■ **REQUIREMENT**
Copy each entry as it stands, leaving nothing out.
═══ STORED DATA
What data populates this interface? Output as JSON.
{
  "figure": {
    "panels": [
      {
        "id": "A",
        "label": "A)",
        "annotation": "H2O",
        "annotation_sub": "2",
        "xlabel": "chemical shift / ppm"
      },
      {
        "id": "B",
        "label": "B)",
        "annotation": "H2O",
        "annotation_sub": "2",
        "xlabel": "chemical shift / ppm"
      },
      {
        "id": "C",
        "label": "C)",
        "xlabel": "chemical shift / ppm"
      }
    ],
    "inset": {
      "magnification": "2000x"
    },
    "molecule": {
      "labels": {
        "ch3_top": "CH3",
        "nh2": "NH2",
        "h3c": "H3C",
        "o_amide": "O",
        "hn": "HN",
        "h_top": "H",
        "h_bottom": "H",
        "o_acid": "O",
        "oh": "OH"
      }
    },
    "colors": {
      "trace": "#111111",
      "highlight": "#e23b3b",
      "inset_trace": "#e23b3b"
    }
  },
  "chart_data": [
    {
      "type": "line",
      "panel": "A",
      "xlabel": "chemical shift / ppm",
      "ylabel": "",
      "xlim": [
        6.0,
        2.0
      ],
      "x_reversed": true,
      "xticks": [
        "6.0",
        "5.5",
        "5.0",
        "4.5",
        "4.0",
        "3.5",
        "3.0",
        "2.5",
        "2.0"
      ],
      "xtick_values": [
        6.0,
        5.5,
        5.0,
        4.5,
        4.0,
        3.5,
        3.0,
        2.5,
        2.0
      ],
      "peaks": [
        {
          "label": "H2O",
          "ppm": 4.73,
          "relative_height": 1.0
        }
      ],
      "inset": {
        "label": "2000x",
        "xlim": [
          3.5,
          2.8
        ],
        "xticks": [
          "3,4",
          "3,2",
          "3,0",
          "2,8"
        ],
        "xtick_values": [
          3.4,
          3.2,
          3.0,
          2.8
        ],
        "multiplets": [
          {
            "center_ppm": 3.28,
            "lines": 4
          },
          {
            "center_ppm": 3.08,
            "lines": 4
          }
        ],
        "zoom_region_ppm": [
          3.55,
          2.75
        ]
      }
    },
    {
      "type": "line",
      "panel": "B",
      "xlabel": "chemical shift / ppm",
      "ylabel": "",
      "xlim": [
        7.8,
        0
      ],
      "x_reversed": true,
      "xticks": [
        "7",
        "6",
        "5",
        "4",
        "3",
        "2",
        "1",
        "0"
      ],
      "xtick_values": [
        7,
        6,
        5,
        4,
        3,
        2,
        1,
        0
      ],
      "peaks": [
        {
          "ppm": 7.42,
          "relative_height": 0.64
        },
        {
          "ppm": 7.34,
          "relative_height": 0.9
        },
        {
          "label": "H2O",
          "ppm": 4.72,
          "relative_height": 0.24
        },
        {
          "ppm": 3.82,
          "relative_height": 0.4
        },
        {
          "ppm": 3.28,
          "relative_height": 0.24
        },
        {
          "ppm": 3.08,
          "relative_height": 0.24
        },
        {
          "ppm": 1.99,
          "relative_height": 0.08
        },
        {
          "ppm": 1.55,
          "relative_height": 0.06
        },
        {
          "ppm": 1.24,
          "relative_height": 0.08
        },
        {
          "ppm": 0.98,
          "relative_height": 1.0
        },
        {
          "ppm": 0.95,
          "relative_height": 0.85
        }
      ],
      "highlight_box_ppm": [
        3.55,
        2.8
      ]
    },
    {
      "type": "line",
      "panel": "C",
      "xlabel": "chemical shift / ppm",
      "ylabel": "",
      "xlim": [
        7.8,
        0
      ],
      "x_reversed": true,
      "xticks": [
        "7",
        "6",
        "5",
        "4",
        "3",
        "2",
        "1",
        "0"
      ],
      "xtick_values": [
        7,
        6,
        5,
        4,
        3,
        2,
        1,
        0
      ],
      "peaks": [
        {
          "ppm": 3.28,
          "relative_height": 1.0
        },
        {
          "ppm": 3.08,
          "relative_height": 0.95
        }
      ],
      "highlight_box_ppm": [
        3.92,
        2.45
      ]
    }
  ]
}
══════
■ **RESPONSE**
What data populates this interface? Output as JSON.
{
  "figure": {
    "panels": [
      {
        "id": "A",
        "label": "A)",
        "annotation": "H2O",
        "annotation_sub": "2",
        "xlabel": "chemical shift / ppm"
      },
      {
        "id": "B",
        "label": "B)",
        "annotation": "H2O",
        "annotation_sub": "2",
        "xlabel": "chemical shift / ppm"
      },
      {
        "id": "C",
        "label": "C)",
        "xlabel": "chemical shift / ppm"
      }
    ],
    "inset": {
      "magnification": "2000x"
    },
    "molecule": {
      "labels": {
        "ch3_top": "CH3",
        "nh2": "NH2",
        "h3c": "H3C",
        "o_amide": "O",
        "hn": "HN",
        "h_top": "H",
        "h_bottom": "H",
        "o_acid": "O",
        "oh": "OH"
      }
    },
    "colors": {
      "trace": "#111111",
      "highlight": "#e23b3b",
      "inset_trace": "#e23b3b"
    }
  },
  "chart_data": [
    {
      "type": "line",
      "panel": "A",
      "xlabel": "chemical shift / ppm",
      "ylabel": "",
      "xlim": [
        6.0,
        2.0
      ],
      "x_reversed": true,
      "xticks": [
        "6.0",
        "5.5",
        "5.0",
        "4.5",
        "4.0",
        "3.5",
        "3.0",
        "2.5",
        "2.0"
      ],
      "xtick_values": [
        6.0,
        5.5,
        5.0,
        4.5,
        4.0,
        3.5,
        3.0,
        2.5,
        2.0
      ],
      "peaks": [
        {
          "label": "H2O",
          "ppm": 4.73,
          "relative_height": 1.0
        }
      ],
      "inset": {
        "label": "2000x",
        "xlim": [
          3.5,
          2.8
        ],
        "xticks": [
          "3,4",
          "3,2",
          "3,0",
          "2,8"
        ],
        "xtick_values": [
          3.4,
          3.2,
          3.0,
          2.8
        ],
        "multiplets": [
          {
            "center_ppm": 3.28,
            "lines": 4
          },
          {
            "center_ppm": 3.08,
            "lines": 4
          }
        ],
        "zoom_region_ppm": [
          3.55,
          2.75
        ]
      }
    },
    {
      "type": "line",
      "panel": "B",
      "xlabel": "chemical shift / ppm",
      "ylabel": "",
      "xlim": [
        7.8,
        0
      ],
      "x_reversed": true,
      "xticks": [
        "7",
        "6",
        "5",
        "4",
        "3",
        "2",
        "1",
        "0"
      ],
      "xtick_values": [
        7,
        6,
        5,
        4,
        3,
        2,
        1,
        0
      ],
      "peaks": [
        {
          "ppm": 7.42,
          "relative_height": 0.64
        },
        {
          "ppm": 7.34,
          "relative_height": 0.9
        },
        {
          "label": "H2O",
          "ppm": 4.72,
          "relative_height": 0.24
        },
        {
          "ppm": 3.82,
          "relative_height": 0.4
        },
        {
          "ppm": 3.28,
          "relative_height": 0.24
        },
        {
          "ppm": 3.08,
          "relative_height": 0.24
        },
        {
          "ppm": 1.99,
          "relative_height": 0.08
        },
        {
          "ppm": 1.55,
          "relative_height": 0.06
        },
        {
          "ppm": 1.24,
          "relative_height": 0.08
        },
        {
          "ppm": 0.98,
          "relative_height": 1.0
        },
        {
          "ppm": 0.95,
          "relative_height": 0.85
        }
      ],
      "highlight_box_ppm": [
        3.55,
        2.8
      ]
    },
    {
      "type": "line",
      "panel": "C",
      "xlabel": "chemical shift / ppm",
      "ylabel": "",
      "xlim": [
        7.8,
        0
      ],
      "x_reversed": true,
      "xticks": [
        "7",
        "6",
        "5",
        "4",
        "3",
        "2",
        "1",
        "0"
      ],
      "xtick_values": [
        7,
        6,
        5,
        4,
        3,
        2,
        1,
        0
      ],
      "peaks": [
        {
          "ppm": 3.28,
          "relative_height": 1.0
        },
        {
          "ppm": 3.08,
          "relative_height": 0.95
        }
      ],
      "highlight_box_ppm": [
        3.92,
        2.45
      ]
    }
  ]
}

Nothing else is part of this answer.